-- The problem --
In the entries below, find the lines that contain the word "valentía" and copy them.

-- Data listing --
---------------

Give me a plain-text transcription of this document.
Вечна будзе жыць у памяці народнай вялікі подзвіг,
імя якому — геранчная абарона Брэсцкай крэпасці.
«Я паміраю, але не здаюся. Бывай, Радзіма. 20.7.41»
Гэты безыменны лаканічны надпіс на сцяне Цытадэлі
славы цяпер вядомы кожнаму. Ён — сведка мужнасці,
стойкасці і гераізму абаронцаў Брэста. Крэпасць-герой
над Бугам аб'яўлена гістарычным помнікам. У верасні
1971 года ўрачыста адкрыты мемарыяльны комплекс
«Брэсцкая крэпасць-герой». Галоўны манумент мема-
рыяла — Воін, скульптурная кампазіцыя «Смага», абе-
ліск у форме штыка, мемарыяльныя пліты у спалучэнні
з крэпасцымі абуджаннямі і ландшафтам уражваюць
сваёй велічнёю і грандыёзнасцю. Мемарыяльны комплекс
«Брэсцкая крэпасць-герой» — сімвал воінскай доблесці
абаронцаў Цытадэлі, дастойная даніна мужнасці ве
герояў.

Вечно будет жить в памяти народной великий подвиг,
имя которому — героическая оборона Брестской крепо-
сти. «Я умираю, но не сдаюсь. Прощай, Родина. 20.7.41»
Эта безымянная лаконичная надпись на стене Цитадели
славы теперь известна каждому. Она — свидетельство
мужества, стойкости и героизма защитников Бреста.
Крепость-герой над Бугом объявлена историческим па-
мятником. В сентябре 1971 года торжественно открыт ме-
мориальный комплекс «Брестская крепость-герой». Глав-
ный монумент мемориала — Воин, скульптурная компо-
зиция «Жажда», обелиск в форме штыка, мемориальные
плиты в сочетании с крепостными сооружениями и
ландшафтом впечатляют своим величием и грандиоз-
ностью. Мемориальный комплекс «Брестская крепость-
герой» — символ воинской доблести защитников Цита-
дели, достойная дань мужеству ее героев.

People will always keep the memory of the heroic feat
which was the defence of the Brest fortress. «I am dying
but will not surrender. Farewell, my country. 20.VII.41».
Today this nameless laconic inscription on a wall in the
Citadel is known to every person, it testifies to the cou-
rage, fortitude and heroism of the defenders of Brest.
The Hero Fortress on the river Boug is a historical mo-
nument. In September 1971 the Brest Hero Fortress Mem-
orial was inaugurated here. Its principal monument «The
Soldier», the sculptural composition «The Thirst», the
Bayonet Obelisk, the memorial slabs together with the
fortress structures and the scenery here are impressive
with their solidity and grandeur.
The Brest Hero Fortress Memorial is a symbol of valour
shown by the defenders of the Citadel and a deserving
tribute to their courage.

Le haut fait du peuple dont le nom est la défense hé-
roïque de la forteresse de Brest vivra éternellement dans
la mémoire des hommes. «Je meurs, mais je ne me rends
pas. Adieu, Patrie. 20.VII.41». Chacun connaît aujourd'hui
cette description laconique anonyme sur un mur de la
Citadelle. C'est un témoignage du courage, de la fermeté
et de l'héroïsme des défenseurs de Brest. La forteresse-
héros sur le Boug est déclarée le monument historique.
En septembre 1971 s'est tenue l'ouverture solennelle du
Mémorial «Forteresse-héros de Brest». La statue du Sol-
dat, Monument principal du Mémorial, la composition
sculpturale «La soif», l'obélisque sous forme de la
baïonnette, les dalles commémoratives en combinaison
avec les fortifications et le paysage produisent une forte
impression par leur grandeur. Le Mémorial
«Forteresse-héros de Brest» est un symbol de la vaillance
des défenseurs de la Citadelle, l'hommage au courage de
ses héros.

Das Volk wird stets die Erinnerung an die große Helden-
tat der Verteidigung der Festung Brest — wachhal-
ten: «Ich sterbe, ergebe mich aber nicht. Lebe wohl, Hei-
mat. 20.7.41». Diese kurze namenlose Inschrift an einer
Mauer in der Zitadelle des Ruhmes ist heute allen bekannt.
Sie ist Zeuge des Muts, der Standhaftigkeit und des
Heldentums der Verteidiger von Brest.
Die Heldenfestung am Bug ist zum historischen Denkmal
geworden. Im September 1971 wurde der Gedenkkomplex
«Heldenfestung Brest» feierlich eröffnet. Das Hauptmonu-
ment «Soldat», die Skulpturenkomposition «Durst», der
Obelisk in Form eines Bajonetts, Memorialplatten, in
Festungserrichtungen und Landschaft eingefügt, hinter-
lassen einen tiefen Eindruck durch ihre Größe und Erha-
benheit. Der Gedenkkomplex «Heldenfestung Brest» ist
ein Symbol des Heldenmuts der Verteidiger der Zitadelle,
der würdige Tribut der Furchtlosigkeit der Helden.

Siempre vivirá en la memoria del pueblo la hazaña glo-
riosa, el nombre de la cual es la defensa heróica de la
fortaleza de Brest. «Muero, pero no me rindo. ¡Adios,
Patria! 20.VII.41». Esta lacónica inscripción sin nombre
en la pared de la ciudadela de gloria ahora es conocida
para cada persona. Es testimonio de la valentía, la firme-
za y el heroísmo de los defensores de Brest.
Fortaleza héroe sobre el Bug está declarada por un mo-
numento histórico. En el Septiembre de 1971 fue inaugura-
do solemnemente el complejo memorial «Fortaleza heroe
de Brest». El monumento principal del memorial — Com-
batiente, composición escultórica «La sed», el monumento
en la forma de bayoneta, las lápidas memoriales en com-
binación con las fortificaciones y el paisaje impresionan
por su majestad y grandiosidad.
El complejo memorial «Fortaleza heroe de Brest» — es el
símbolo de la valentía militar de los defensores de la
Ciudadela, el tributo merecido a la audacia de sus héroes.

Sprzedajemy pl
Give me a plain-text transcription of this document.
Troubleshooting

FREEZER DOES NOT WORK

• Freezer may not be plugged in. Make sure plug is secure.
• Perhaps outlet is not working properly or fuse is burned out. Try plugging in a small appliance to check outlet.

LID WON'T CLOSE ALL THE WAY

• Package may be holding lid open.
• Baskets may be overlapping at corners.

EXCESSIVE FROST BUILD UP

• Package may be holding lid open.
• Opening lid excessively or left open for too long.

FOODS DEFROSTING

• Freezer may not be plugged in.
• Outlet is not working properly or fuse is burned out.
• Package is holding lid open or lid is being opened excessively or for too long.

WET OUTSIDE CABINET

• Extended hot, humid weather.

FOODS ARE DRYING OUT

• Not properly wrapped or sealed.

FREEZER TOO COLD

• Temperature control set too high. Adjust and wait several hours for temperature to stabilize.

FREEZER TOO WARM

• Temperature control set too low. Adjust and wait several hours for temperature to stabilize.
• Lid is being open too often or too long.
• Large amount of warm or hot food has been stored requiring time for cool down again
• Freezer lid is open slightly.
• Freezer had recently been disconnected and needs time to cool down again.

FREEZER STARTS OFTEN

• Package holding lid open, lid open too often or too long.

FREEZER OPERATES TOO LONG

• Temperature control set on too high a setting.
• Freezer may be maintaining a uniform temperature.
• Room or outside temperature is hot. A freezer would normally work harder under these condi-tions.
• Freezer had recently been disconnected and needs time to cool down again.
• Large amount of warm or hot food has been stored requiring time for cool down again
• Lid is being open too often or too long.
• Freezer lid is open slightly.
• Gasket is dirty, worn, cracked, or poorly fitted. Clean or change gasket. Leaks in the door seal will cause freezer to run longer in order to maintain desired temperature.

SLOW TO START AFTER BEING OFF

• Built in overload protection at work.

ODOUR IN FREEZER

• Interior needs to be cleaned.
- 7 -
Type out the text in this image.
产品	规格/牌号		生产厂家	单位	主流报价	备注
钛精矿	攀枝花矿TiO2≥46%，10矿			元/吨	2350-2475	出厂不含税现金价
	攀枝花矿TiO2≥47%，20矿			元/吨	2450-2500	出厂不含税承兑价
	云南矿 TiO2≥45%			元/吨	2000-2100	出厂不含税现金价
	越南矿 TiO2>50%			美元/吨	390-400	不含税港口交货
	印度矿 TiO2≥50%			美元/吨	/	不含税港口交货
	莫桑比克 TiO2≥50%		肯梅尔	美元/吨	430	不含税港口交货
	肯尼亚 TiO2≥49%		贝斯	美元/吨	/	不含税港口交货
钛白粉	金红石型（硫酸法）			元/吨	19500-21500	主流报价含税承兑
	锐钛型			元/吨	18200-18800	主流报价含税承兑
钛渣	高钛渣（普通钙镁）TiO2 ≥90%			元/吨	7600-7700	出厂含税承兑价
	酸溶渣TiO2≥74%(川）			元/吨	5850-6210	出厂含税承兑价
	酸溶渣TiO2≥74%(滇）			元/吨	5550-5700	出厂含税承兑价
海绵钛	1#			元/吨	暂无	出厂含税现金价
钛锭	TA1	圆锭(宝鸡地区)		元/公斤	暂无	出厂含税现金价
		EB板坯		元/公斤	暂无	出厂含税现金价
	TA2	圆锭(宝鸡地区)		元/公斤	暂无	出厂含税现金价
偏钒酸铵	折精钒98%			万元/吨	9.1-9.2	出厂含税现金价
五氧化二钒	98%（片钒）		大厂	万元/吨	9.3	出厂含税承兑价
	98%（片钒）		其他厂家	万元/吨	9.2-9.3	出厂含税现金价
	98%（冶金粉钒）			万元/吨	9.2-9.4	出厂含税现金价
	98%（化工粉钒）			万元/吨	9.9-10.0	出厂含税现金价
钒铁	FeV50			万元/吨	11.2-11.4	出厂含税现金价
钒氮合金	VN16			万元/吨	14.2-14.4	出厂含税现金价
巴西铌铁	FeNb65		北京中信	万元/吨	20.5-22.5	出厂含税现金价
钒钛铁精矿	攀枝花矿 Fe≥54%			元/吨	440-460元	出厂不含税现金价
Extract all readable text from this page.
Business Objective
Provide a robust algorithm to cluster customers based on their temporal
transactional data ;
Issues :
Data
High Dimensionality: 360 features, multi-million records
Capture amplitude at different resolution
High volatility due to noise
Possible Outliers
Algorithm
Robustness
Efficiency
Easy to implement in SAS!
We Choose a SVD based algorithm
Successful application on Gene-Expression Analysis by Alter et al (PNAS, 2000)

---------------

-- Solution below --
para cada persona. Es testimonio de la valentía, la firme-
símbolo de la valentía militar de los defensores de la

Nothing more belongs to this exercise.